Stored entries
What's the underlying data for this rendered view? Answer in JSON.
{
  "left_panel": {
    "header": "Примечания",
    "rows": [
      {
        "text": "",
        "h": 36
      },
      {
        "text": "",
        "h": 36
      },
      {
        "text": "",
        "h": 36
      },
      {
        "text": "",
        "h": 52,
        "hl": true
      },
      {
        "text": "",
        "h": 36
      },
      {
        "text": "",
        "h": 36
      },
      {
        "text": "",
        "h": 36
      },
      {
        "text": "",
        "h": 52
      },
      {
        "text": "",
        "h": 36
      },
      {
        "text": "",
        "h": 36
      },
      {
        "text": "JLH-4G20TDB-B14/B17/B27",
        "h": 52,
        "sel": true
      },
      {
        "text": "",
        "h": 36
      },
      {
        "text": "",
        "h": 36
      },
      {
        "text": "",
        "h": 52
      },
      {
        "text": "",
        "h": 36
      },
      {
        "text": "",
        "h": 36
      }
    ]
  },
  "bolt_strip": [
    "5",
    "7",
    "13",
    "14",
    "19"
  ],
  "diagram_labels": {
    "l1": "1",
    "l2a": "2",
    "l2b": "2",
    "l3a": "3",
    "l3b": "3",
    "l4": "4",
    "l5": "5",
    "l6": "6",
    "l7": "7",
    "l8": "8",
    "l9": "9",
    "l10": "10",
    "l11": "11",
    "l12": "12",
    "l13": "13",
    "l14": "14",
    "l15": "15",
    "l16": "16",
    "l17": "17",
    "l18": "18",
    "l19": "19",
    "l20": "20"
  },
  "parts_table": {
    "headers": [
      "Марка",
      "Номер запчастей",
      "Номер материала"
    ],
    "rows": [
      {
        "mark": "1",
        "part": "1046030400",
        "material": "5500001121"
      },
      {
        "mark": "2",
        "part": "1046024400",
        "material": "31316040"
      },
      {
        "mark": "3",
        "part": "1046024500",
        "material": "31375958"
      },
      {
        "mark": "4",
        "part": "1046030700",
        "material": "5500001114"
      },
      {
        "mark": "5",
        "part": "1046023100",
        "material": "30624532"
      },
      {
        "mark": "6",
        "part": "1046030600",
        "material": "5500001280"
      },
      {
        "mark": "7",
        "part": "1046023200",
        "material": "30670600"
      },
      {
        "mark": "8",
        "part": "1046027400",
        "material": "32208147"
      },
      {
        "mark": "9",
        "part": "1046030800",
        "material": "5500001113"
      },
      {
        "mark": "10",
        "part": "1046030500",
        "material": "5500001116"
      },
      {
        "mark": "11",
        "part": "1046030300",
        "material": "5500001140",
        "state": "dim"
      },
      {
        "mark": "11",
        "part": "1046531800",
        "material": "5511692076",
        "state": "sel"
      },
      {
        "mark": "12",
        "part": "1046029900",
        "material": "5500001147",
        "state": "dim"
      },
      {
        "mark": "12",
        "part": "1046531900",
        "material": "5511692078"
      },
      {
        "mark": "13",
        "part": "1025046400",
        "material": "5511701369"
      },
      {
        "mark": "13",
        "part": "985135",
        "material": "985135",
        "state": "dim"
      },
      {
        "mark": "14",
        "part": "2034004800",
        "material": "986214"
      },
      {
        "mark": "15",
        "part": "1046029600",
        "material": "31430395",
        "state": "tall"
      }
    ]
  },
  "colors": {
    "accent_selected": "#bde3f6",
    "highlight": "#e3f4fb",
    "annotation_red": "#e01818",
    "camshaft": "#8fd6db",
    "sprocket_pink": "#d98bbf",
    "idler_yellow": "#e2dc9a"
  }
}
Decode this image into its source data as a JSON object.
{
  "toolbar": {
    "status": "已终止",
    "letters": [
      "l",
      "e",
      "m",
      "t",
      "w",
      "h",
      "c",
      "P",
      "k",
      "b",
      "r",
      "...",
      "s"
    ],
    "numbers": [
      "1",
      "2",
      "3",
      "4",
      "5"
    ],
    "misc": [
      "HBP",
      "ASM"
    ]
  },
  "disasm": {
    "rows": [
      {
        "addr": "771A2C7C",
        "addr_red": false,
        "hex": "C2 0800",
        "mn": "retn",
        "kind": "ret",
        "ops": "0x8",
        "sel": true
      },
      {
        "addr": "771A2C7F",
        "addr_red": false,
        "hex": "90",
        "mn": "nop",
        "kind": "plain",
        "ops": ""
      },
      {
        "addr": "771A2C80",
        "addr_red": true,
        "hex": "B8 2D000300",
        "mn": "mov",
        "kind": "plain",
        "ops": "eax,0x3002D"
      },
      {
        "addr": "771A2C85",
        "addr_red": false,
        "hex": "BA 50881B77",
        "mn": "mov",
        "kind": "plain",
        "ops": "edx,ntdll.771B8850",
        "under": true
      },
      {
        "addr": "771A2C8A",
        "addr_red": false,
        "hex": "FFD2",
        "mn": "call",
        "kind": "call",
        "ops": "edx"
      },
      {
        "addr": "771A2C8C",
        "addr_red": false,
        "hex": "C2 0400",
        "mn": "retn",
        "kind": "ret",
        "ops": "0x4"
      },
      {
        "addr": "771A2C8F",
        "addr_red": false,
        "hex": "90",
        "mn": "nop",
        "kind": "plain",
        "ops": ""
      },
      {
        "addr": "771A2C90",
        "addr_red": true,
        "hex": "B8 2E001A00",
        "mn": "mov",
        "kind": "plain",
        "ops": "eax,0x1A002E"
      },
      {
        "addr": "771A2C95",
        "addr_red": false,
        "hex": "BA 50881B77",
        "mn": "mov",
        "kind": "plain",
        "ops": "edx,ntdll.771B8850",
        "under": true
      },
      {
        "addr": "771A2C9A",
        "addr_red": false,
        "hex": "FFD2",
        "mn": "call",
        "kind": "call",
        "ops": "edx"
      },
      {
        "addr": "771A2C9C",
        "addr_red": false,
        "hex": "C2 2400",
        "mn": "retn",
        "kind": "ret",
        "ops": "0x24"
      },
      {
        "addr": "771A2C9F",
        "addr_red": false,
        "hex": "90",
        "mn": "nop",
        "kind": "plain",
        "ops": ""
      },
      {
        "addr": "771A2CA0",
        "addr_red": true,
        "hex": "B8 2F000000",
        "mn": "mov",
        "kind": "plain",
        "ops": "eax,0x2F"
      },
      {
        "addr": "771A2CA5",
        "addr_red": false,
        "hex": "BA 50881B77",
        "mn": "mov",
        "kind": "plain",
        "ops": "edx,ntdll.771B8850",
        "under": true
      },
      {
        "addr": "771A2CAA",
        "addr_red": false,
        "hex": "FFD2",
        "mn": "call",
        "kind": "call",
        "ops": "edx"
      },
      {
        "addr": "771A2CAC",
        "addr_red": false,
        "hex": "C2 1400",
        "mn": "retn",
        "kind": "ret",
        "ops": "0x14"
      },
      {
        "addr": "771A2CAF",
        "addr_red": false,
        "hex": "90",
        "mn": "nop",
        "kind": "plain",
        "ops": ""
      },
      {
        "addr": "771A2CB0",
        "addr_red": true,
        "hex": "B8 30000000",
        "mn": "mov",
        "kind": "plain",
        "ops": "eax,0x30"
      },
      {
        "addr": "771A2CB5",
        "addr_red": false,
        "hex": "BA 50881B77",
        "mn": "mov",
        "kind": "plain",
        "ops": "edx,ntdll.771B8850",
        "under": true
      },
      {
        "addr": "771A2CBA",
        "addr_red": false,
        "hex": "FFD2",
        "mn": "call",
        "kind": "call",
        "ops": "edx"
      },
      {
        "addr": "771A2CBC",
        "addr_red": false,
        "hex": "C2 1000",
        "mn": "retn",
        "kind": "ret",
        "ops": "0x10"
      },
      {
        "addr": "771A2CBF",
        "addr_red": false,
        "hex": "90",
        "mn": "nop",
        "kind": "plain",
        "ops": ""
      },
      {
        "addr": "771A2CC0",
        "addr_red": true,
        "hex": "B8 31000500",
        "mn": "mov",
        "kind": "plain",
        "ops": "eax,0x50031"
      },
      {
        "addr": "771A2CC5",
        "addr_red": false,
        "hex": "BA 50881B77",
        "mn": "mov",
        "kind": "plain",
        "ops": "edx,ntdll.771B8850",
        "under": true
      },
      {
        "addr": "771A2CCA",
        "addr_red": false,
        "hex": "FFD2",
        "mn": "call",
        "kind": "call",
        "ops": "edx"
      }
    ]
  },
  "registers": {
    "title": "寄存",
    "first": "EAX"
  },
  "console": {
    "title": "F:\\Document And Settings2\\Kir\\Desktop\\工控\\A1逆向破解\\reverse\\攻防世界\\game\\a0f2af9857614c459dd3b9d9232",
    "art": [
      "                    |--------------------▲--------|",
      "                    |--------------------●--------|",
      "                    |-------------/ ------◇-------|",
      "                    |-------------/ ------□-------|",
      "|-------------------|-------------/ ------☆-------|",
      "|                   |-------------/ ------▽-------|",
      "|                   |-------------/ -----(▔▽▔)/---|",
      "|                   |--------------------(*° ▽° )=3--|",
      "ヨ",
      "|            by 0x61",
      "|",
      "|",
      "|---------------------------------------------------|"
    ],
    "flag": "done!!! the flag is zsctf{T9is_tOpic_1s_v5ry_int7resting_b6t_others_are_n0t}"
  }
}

**What you have to do**
Look through the data and gather every line with the string "title" in it.

**Worked solution**
    "title": "寄存",
    "title": "F:\\Document And Settings2\\Kir\\Desktop\\工控\\A1逆向破解\\reverse\\攻防世界\\game\\a0f2af9857614c459dd3b9d9232",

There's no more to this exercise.